- [Task statement] Write out the whole listing exactly as it stands.

- [Given information]
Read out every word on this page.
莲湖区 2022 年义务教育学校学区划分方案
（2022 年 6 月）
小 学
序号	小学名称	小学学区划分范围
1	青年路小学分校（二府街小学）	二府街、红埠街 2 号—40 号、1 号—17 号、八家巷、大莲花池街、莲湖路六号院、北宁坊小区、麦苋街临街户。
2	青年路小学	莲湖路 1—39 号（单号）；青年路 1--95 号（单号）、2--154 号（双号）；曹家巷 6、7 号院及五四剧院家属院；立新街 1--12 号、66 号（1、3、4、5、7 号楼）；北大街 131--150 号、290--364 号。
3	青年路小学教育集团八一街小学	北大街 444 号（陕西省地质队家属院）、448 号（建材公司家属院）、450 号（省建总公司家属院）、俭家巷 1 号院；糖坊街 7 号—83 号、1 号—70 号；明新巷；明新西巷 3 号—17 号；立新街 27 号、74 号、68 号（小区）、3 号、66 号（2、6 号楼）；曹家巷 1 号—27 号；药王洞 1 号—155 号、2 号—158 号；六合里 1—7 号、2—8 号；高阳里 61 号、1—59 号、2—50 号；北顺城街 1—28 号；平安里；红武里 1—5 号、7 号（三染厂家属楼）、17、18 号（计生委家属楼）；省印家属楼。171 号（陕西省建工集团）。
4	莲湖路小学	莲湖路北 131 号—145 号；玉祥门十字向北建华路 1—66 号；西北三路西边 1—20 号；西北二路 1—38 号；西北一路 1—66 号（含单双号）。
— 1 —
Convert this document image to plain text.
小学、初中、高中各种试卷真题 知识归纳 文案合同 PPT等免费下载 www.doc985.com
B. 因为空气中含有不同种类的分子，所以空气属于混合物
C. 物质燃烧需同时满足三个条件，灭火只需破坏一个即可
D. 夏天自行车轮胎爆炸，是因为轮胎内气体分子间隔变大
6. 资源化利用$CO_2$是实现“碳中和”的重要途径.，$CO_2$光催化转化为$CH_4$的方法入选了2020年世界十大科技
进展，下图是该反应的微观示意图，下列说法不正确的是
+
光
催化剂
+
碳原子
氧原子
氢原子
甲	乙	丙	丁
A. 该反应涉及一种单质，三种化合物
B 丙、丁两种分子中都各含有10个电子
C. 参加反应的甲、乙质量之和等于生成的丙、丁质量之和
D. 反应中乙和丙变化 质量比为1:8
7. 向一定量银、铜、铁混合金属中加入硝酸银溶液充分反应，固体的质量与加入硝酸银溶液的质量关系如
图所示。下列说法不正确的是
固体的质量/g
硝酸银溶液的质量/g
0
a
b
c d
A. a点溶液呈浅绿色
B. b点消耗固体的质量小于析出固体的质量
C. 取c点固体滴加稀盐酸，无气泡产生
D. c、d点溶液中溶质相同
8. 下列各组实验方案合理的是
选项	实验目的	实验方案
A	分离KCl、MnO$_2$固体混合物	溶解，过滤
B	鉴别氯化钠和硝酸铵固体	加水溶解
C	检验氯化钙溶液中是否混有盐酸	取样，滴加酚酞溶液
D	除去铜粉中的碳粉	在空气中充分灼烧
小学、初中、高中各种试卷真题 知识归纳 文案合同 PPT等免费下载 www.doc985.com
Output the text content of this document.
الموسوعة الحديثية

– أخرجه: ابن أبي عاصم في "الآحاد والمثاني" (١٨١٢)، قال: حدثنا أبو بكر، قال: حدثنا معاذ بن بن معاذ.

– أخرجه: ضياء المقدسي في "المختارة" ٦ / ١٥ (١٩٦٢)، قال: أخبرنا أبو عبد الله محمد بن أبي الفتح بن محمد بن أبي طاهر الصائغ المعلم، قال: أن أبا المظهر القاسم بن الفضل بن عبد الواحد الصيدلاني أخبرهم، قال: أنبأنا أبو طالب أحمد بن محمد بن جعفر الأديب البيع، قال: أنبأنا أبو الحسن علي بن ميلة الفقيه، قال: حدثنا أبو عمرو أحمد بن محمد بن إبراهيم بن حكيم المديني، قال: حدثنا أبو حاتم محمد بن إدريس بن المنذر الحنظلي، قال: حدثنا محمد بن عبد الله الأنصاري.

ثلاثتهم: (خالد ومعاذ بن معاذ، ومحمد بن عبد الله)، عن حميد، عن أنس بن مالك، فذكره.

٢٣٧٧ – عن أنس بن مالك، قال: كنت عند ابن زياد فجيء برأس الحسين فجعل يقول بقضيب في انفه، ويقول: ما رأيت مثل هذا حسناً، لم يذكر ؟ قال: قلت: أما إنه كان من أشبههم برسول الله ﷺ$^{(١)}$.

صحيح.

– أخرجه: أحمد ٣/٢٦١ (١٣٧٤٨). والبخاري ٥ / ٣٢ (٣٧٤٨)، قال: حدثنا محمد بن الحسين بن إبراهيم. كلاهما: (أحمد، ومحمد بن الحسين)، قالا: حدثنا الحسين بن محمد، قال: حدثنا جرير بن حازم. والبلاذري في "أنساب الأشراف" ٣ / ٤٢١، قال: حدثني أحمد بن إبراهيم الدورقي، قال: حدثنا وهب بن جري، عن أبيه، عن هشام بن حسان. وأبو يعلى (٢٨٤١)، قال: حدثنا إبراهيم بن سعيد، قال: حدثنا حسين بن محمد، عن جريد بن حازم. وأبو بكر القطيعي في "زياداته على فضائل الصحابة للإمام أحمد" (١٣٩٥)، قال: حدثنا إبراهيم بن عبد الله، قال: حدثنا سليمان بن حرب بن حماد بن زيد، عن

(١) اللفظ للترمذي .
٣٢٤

- [Output below]
Read out every word on this page.
莲湖区 2022 年义务教育学校学区划分方案
（2022 年 6 月）
小 学
序号	小学名称	小学学区划分范围
1	青年路小学分校（二府街小学）	二府街、红埠街 2 号—40 号、1 号—17 号、八家巷、大莲花池街、莲湖路六号院、北宁坊小区、麦苋街临街户。
2	青年路小学	莲湖路 1—39 号（单号）；青年路 1--95 号（单号）、2--154 号（双号）；曹家巷 6、7 号院及五四剧院家属院；立新街 1--12 号、66 号（1、3、4、5、7 号楼）；北大街 131--150 号、290--364 号。
3	青年路小学教育集团八一街小学	北大街 444 号（陕西省地质队家属院）、448 号（建材公司家属院）、450 号（省建总公司家属院）、俭家巷 1 号院；糖坊街 7 号—83 号、1 号—70 号；明新巷；明新西巷 3 号—17 号；立新街 27 号、74 号、68 号（小区）、3 号、66 号（2、6 号楼）；曹家巷 1 号—27 号；药王洞 1 号—155 号、2 号—158 号；六合里 1—7 号、2—8 号；高阳里 61 号、1—59 号、2—50 号；北顺城街 1—28 号；平安里；红武里 1—5 号、7 号（三染厂家属楼）、17、18 号（计生委家属楼）；省印家属楼。171 号（陕西省建工集团）。
4	莲湖路小学	莲湖路北 131 号—145 号；玉祥门十字向北建华路 1—66 号；西北三路西边 1—20 号；西北二路 1—38 号；西北一路 1—66 号（含单双号）。
— 1 —
Convert this document image to plain text.
小学、初中、高中各种试卷真题 知识归纳 文案合同 PPT等免费下载 www.doc985.com
B. 因为空气中含有不同种类的分子，所以空气属于混合物
C. 物质燃烧需同时满足三个条件，灭火只需破坏一个即可
D. 夏天自行车轮胎爆炸，是因为轮胎内气体分子间隔变大
6. 资源化利用$CO_2$是实现“碳中和”的重要途径.，$CO_2$光催化转化为$CH_4$的方法入选了2020年世界十大科技
进展，下图是该反应的微观示意图，下列说法不正确的是
+
光
催化剂
+
碳原子
氧原子
氢原子
甲	乙	丙	丁
A. 该反应涉及一种单质，三种化合物
B 丙、丁两种分子中都各含有10个电子
C. 参加反应的甲、乙质量之和等于生成的丙、丁质量之和
D. 反应中乙和丙变化 质量比为1:8
7. 向一定量银、铜、铁混合金属中加入硝酸银溶液充分反应，固体的质量与加入硝酸银溶液的质量关系如
图所示。下列说法不正确的是
固体的质量/g
硝酸银溶液的质量/g
0
a
b
c d
A. a点溶液呈浅绿色
B. b点消耗固体的质量小于析出固体的质量
C. 取c点固体滴加稀盐酸，无气泡产生
D. c、d点溶液中溶质相同
8. 下列各组实验方案合理的是
选项	实验目的	实验方案
A	分离KCl、MnO$_2$固体混合物	溶解，过滤
B	鉴别氯化钠和硝酸铵固体	加水溶解
C	检验氯化钙溶液中是否混有盐酸	取样，滴加酚酞溶液
D	除去铜粉中的碳粉	在空气中充分灼烧
小学、初中、高中各种试卷真题 知识归纳 文案合同 PPT等免费下载 www.doc985.com
Output the text content of this document.
الموسوعة الحديثية

– أخرجه: ابن أبي عاصم في "الآحاد والمثاني" (١٨١٢)، قال: حدثنا أبو بكر، قال: حدثنا معاذ بن بن معاذ.

– أخرجه: ضياء المقدسي في "المختارة" ٦ / ١٥ (١٩٦٢)، قال: أخبرنا أبو عبد الله محمد بن أبي الفتح بن محمد بن أبي طاهر الصائغ المعلم، قال: أن أبا المظهر القاسم بن الفضل بن عبد الواحد الصيدلاني أخبرهم، قال: أنبأنا أبو طالب أحمد بن محمد بن جعفر الأديب البيع، قال: أنبأنا أبو الحسن علي بن ميلة الفقيه، قال: حدثنا أبو عمرو أحمد بن محمد بن إبراهيم بن حكيم المديني، قال: حدثنا أبو حاتم محمد بن إدريس بن المنذر الحنظلي، قال: حدثنا محمد بن عبد الله الأنصاري.

ثلاثتهم: (خالد ومعاذ بن معاذ، ومحمد بن عبد الله)، عن حميد، عن أنس بن مالك، فذكره.

٢٣٧٧ – عن أنس بن مالك، قال: كنت عند ابن زياد فجيء برأس الحسين فجعل يقول بقضيب في انفه، ويقول: ما رأيت مثل هذا حسناً، لم يذكر ؟ قال: قلت: أما إنه كان من أشبههم برسول الله ﷺ$^{(١)}$.

صحيح.

– أخرجه: أحمد ٣/٢٦١ (١٣٧٤٨). والبخاري ٥ / ٣٢ (٣٧٤٨)، قال: حدثنا محمد بن الحسين بن إبراهيم. كلاهما: (أحمد، ومحمد بن الحسين)، قالا: حدثنا الحسين بن محمد، قال: حدثنا جرير بن حازم. والبلاذري في "أنساب الأشراف" ٣ / ٤٢١، قال: حدثني أحمد بن إبراهيم الدورقي، قال: حدثنا وهب بن جري، عن أبيه، عن هشام بن حسان. وأبو يعلى (٢٨٤١)، قال: حدثنا إبراهيم بن سعيد، قال: حدثنا حسين بن محمد، عن جريد بن حازم. وأبو بكر القطيعي في "زياداته على فضائل الصحابة للإمام أحمد" (١٣٩٥)، قال: حدثنا إبراهيم بن عبد الله، قال: حدثنا سليمان بن حرب بن حماد بن زيد، عن

(١) اللفظ للترمذي .
٣٢٤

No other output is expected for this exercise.